WHAT THE TASK REQUIRES:
Could you print every record below exactly as it appears?

Stored dataset items:
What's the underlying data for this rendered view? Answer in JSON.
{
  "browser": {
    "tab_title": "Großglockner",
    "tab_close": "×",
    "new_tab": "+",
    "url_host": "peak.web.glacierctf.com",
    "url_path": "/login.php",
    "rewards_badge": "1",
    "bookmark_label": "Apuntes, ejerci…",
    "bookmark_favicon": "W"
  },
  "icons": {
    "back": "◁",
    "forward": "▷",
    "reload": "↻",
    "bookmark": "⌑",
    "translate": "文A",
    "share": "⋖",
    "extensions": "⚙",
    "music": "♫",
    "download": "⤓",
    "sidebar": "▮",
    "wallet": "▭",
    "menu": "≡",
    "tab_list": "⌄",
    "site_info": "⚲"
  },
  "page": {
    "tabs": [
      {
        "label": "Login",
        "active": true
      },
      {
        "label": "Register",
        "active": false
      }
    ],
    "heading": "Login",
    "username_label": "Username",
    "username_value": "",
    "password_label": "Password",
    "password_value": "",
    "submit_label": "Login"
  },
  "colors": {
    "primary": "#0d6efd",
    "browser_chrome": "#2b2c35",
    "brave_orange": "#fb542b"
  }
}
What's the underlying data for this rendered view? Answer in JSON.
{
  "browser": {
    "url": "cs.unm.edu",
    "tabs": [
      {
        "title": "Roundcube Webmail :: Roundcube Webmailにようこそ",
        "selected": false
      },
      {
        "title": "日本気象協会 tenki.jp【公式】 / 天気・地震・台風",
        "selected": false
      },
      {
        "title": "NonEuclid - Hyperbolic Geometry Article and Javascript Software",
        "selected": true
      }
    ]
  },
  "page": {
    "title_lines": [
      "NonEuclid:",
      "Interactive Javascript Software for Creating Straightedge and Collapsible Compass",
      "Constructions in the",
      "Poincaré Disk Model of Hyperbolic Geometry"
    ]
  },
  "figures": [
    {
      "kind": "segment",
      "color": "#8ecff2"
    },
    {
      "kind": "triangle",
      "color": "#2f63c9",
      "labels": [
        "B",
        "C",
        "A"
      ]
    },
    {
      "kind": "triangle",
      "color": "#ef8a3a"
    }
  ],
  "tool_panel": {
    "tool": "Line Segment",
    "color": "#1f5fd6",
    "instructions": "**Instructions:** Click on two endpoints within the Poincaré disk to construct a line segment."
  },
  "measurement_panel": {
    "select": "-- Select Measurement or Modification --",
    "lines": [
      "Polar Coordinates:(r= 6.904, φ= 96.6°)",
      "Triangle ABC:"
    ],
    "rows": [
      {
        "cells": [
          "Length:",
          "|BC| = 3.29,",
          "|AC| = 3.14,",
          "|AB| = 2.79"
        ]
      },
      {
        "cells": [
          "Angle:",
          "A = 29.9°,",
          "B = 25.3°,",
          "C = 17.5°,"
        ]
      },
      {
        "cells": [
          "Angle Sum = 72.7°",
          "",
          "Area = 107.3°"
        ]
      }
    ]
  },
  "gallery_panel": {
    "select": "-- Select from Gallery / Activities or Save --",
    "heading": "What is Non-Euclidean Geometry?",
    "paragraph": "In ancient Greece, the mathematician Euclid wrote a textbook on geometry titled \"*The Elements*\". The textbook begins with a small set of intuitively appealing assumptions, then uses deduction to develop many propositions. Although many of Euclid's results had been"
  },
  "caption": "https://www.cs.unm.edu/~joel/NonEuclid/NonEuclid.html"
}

SOLUTION:
What's the underlying data for this rendered view? Answer in JSON.
{
  "browser": {
    "tab_title": "Großglockner",
    "tab_close": "×",
    "new_tab": "+",
    "url_host": "peak.web.glacierctf.com",
    "url_path": "/login.php",
    "rewards_badge": "1",
    "bookmark_label": "Apuntes, ejerci…",
    "bookmark_favicon": "W"
  },
  "icons": {
    "back": "◁",
    "forward": "▷",
    "reload": "↻",
    "bookmark": "⌑",
    "translate": "文A",
    "share": "⋖",
    "extensions": "⚙",
    "music": "♫",
    "download": "⤓",
    "sidebar": "▮",
    "wallet": "▭",
    "menu": "≡",
    "tab_list": "⌄",
    "site_info": "⚲"
  },
  "page": {
    "tabs": [
      {
        "label": "Login",
        "active": true
      },
      {
        "label": "Register",
        "active": false
      }
    ],
    "heading": "Login",
    "username_label": "Username",
    "username_value": "",
    "password_label": "Password",
    "password_value": "",
    "submit_label": "Login"
  },
  "colors": {
    "primary": "#0d6efd",
    "browser_chrome": "#2b2c35",
    "brave_orange": "#fb542b"
  }
}
What's the underlying data for this rendered view? Answer in JSON.
{
  "browser": {
    "url": "cs.unm.edu",
    "tabs": [
      {
        "title": "Roundcube Webmail :: Roundcube Webmailにようこそ",
        "selected": false
      },
      {
        "title": "日本気象協会 tenki.jp【公式】 / 天気・地震・台風",
        "selected": false
      },
      {
        "title": "NonEuclid - Hyperbolic Geometry Article and Javascript Software",
        "selected": true
      }
    ]
  },
  "page": {
    "title_lines": [
      "NonEuclid:",
      "Interactive Javascript Software for Creating Straightedge and Collapsible Compass",
      "Constructions in the",
      "Poincaré Disk Model of Hyperbolic Geometry"
    ]
  },
  "figures": [
    {
      "kind": "segment",
      "color": "#8ecff2"
    },
    {
      "kind": "triangle",
      "color": "#2f63c9",
      "labels": [
        "B",
        "C",
        "A"
      ]
    },
    {
      "kind": "triangle",
      "color": "#ef8a3a"
    }
  ],
  "tool_panel": {
    "tool": "Line Segment",
    "color": "#1f5fd6",
    "instructions": "**Instructions:** Click on two endpoints within the Poincaré disk to construct a line segment."
  },
  "measurement_panel": {
    "select": "-- Select Measurement or Modification --",
    "lines": [
      "Polar Coordinates:(r= 6.904, φ= 96.6°)",
      "Triangle ABC:"
    ],
    "rows": [
      {
        "cells": [
          "Length:",
          "|BC| = 3.29,",
          "|AC| = 3.14,",
          "|AB| = 2.79"
        ]
      },
      {
        "cells": [
          "Angle:",
          "A = 29.9°,",
          "B = 25.3°,",
          "C = 17.5°,"
        ]
      },
      {
        "cells": [
          "Angle Sum = 72.7°",
          "",
          "Area = 107.3°"
        ]
      }
    ]
  },
  "gallery_panel": {
    "select": "-- Select from Gallery / Activities or Save --",
    "heading": "What is Non-Euclidean Geometry?",
    "paragraph": "In ancient Greece, the mathematician Euclid wrote a textbook on geometry titled \"*The Elements*\". The textbook begins with a small set of intuitively appealing assumptions, then uses deduction to develop many propositions. Although many of Euclid's results had been"
  },
  "caption": "https://www.cs.unm.edu/~joel/NonEuclid/NonEuclid.html"
}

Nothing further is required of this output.